§ Task prompt
Collect each line containing "запланированному".

(Extracted data entries)
╭──
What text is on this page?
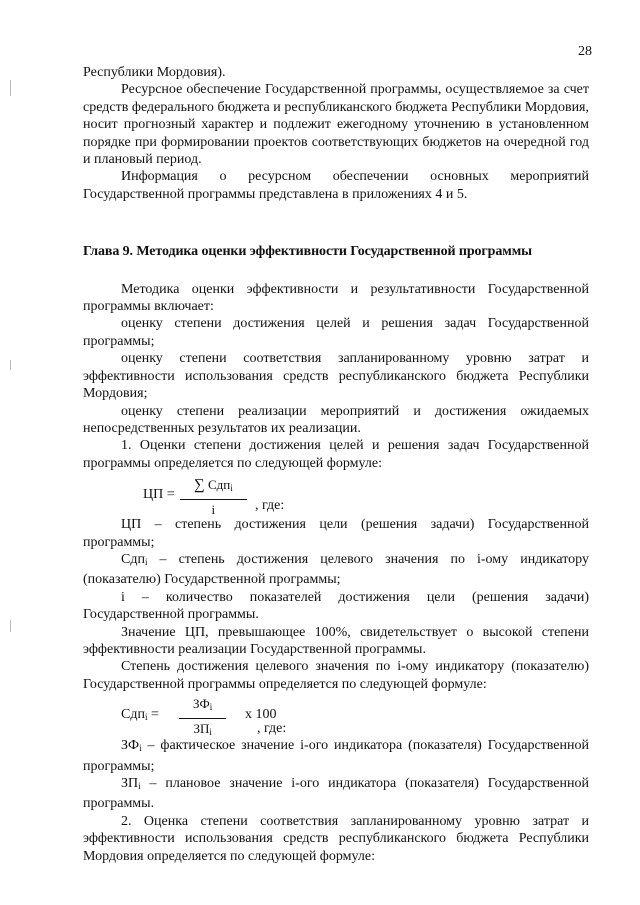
28
Республики Мордовия).
Ресурсное обеспечение Государственной программы, осуществляемое за счет средств федерального бюджета и республиканского бюджета Республики Мордовия, носит прогнозный характер и подлежит ежегодному уточнению в установленном порядке при формировании проектов соответствующих бюджетов на очередной год и плановый период.
Информация о ресурсном обеспечении основных мероприятий Государственной программы представлена в приложениях 4 и 5.
Глава 9. Методика оценки эффективности Государственной программы
Методика оценки эффективности и результативности Государственной программы включает:
оценку степени достижения целей и решения задач Государственной программы;
оценку степени соответствия запланированному уровню затрат и эффективности использования средств республиканского бюджета Республики Мордовия;
оценку степени реализации мероприятий и достижения ожидаемых непосредственных результатов их реализации.
1. Оценки степени достижения целей и решения задач Государственной программы определяется по следующей формуле:
ЦП =
∑ Сдп$_i$
i	, где:
ЦП – степень достижения цели (решения задачи) Государственной программы;
Сдп$_i$ – степень достижения целевого значения по i-ому индикатору (показателю) Государственной программы;
i – количество показателей достижения цели (решения задачи) Государственной программы.
Значение ЦП, превышающее 100%, свидетельствует о высокой степени эффективности реализации Государственной программы.
Степень достижения целевого значения по i-ому индикатору (показателю) Государственной программы определяется по следующей формуле:
Сдп$_i$ =
$ЗФ_i$
$ЗП_i$
x 100
, где:
$ЗФ_i$ – фактическое значение i-ого индикатора (показателя) Государственной программы;
$ЗП_i$ – плановое значение i-ого индикатора (показателя) Государственной программы.
2. Оценка степени соответствия запланированному уровню затрат и эффективности использования средств республиканского бюджета Республики Мордовия определяется по следующей формуле:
╰──
§ Correct result
оценку степени соответствия запланированному уровню затрат и эффективности использования средств республиканского бюджета Республики Мордовия;
2. Оценка степени соответствия запланированному уровню затрат и эффективности использования средств республиканского бюджета Республики Мордовия определяется по следующей формуле:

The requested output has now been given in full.